Prompt:
Omit all pictures. Quote the lines from the one with "Output a JSON" through the end of the listing below, exactly as they appear.

Entries supplied:
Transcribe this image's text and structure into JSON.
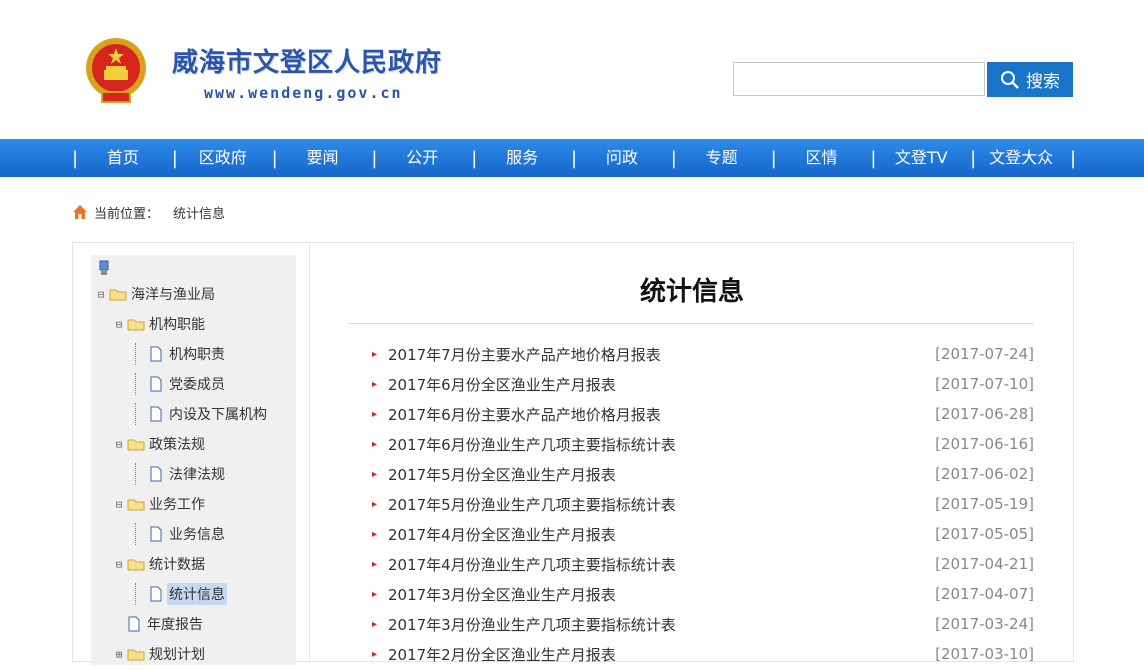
{
  "header": {
    "site_title": "威海市文登区人民政府",
    "site_url": "www.wendeng.gov.cn",
    "search_placeholder": "",
    "search_label": "搜索"
  },
  "nav": {
    "items": [
      "首页",
      "区政府",
      "要闻",
      "公开",
      "服务",
      "问政",
      "专题",
      "区情",
      "文登TV",
      "文登大众"
    ]
  },
  "breadcrumb": {
    "prefix": "当前位置：",
    "current": "统计信息"
  },
  "sidebar": {
    "root": "海洋与渔业局",
    "groups": [
      {
        "label": "机构职能",
        "children": [
          "机构职责",
          "党委成员",
          "内设及下属机构"
        ]
      },
      {
        "label": "政策法规",
        "children": [
          "法律法规"
        ]
      },
      {
        "label": "业务工作",
        "children": [
          "业务信息"
        ]
      },
      {
        "label": "统计数据",
        "children": [
          "统计信息"
        ]
      }
    ],
    "leaf": "年度报告",
    "partial": "规划计划",
    "selected": "统计信息"
  },
  "main": {
    "title": "统计信息",
    "news": [
      {
        "title": "2017年7月份主要水产品产地价格月报表",
        "date": "[2017-07-24]"
      },
      {
        "title": "2017年6月份全区渔业生产月报表",
        "date": "[2017-07-10]"
      },
      {
        "title": "2017年6月份主要水产品产地价格月报表",
        "date": "[2017-06-28]"
      },
      {
        "title": "2017年6月份渔业生产几项主要指标统计表",
        "date": "[2017-06-16]"
      },
      {
        "title": "2017年5月份全区渔业生产月报表",
        "date": "[2017-06-02]"
      },
      {
        "title": "2017年5月份渔业生产几项主要指标统计表",
        "date": "[2017-05-19]"
      },
      {
        "title": "2017年4月份全区渔业生产月报表",
        "date": "[2017-05-05]"
      },
      {
        "title": "2017年4月份渔业生产几项主要指标统计表",
        "date": "[2017-04-21]"
      },
      {
        "title": "2017年3月份全区渔业生产月报表",
        "date": "[2017-04-07]"
      },
      {
        "title": "2017年3月份渔业生产几项主要指标统计表",
        "date": "[2017-03-24]"
      },
      {
        "title": "2017年2月份全区渔业生产月报表",
        "date": "[2017-03-10]"
      }
    ]
  },
  "colors": {
    "brand_blue": "#2a55a8",
    "nav_blue": "#1a74c8",
    "bullet_red": "#c62828"
  }
}
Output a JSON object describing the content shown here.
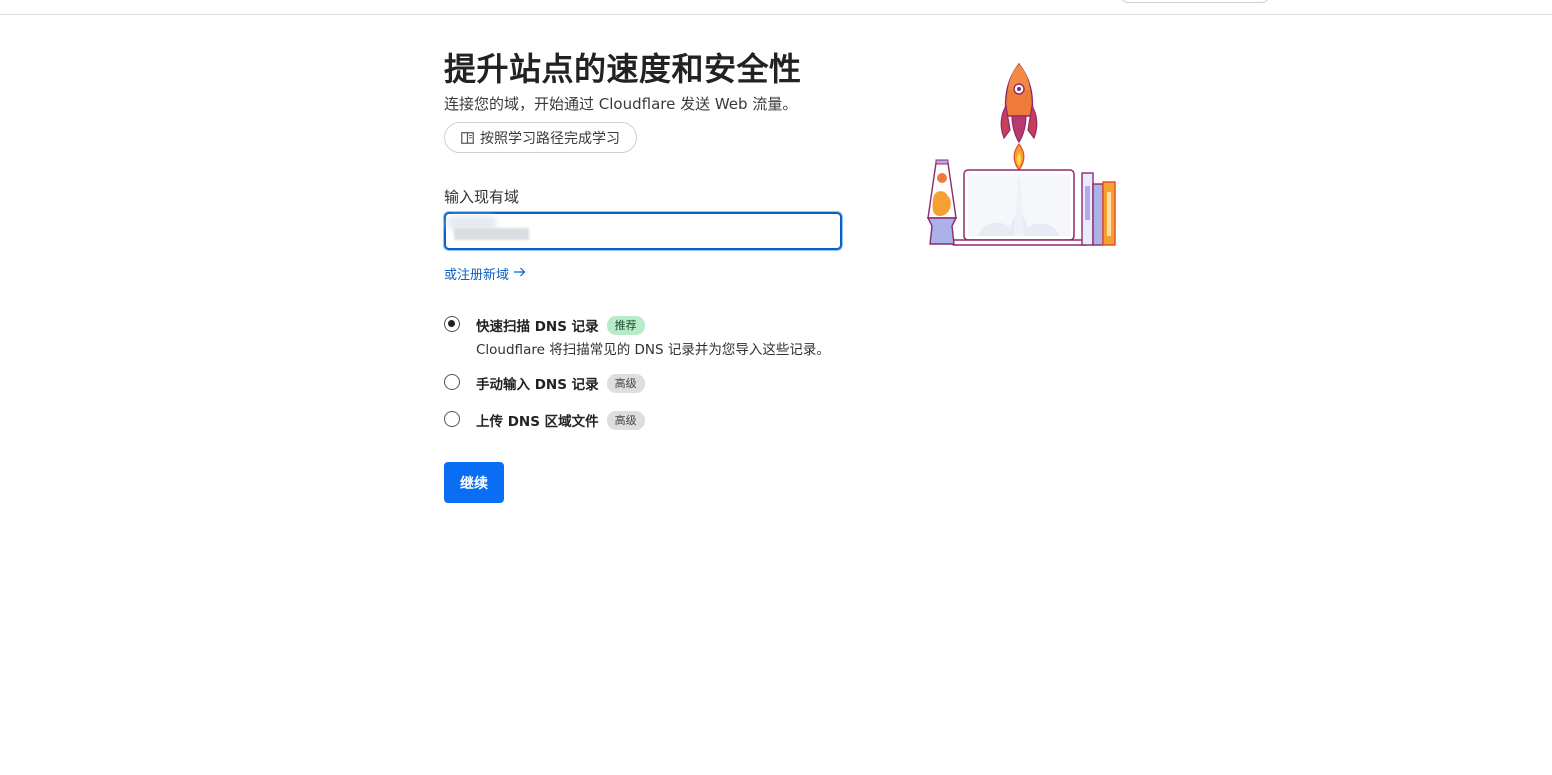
{
  "page": {
    "title": "提升站点的速度和安全性",
    "subtitle": "连接您的域，开始通过 Cloudflare 发送 Web 流量。",
    "learn_button": "按照学习路径完成学习"
  },
  "domain_form": {
    "label": "输入现有域",
    "value": "",
    "register_link": "或注册新域"
  },
  "dns_options": [
    {
      "title": "快速扫描 DNS 记录",
      "badge": "推荐",
      "description": "Cloudflare 将扫描常见的 DNS 记录并为您导入这些记录。",
      "selected": true
    },
    {
      "title": "手动输入 DNS 记录",
      "badge": "高级",
      "selected": false
    },
    {
      "title": "上传 DNS 区域文件",
      "badge": "高级",
      "selected": false
    }
  ],
  "continue_label": "继续",
  "colors": {
    "accent": "#0a6ef5",
    "link": "#0a60c6",
    "badge_recommended": "#b8ecc8",
    "badge_advanced": "#dedede"
  },
  "icons": {
    "learn_button": "book-icon",
    "register_link": "arrow-right-icon",
    "illustration": "rocket-laptop-illustration"
  }
}
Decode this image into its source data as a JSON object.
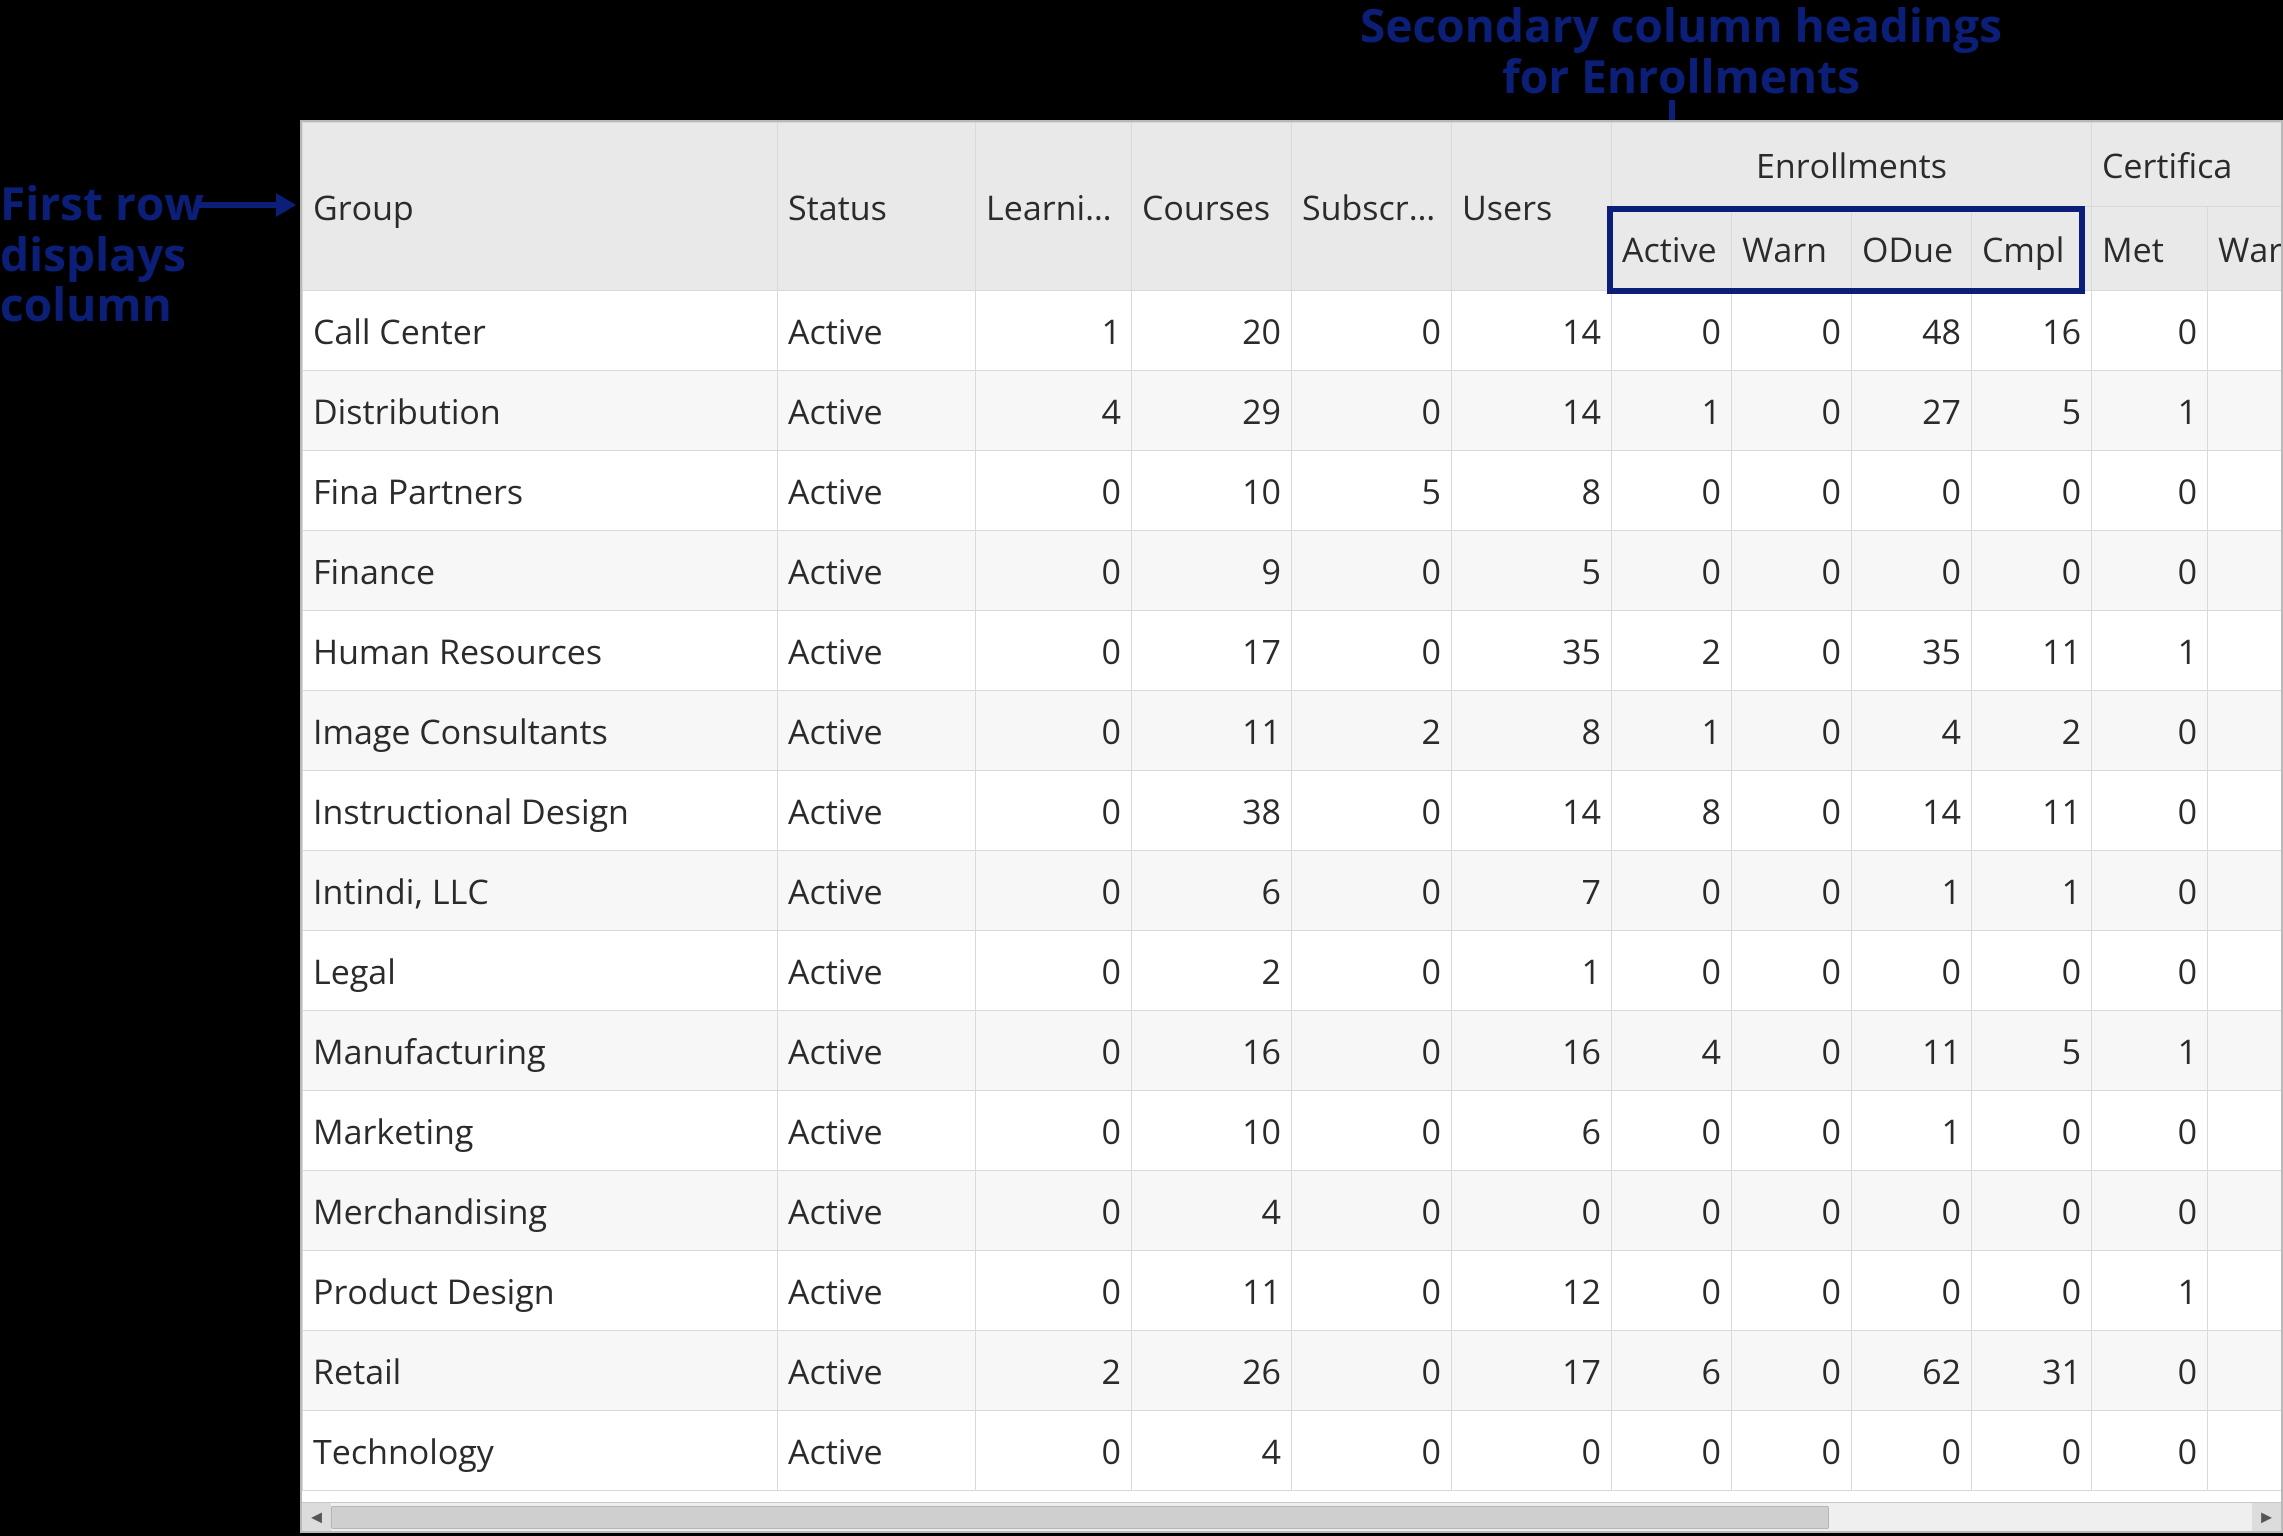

Written reply:
Output a JSON object describing the content shown here.
{
  "page": {
    "title": "提升站点的速度和安全性",
    "subtitle": "连接您的域，开始通过 Cloudflare 发送 Web 流量。",
    "learn_button": "按照学习路径完成学习"
  },
  "domain_form": {
    "label": "输入现有域",
    "value": "",
    "register_link": "或注册新域"
  },
  "dns_options": [
    {
      "title": "快速扫描 DNS 记录",
      "badge": "推荐",
      "description": "Cloudflare 将扫描常见的 DNS 记录并为您导入这些记录。",
      "selected": true
    },
    {
      "title": "手动输入 DNS 记录",
      "badge": "高级",
      "selected": false
    },
    {
      "title": "上传 DNS 区域文件",
      "badge": "高级",
      "selected": false
    }
  ],
  "continue_label": "继续",
  "colors": {
    "accent": "#0a6ef5",
    "link": "#0a60c6",
    "badge_recommended": "#b8ecc8",
    "badge_advanced": "#dedede"
  },
  "icons": {
    "learn_button": "book-icon",
    "register_link": "arrow-right-icon",
    "illustration": "rocket-laptop-illustration"
  }
}
Decode this image into its source data as a JSON object.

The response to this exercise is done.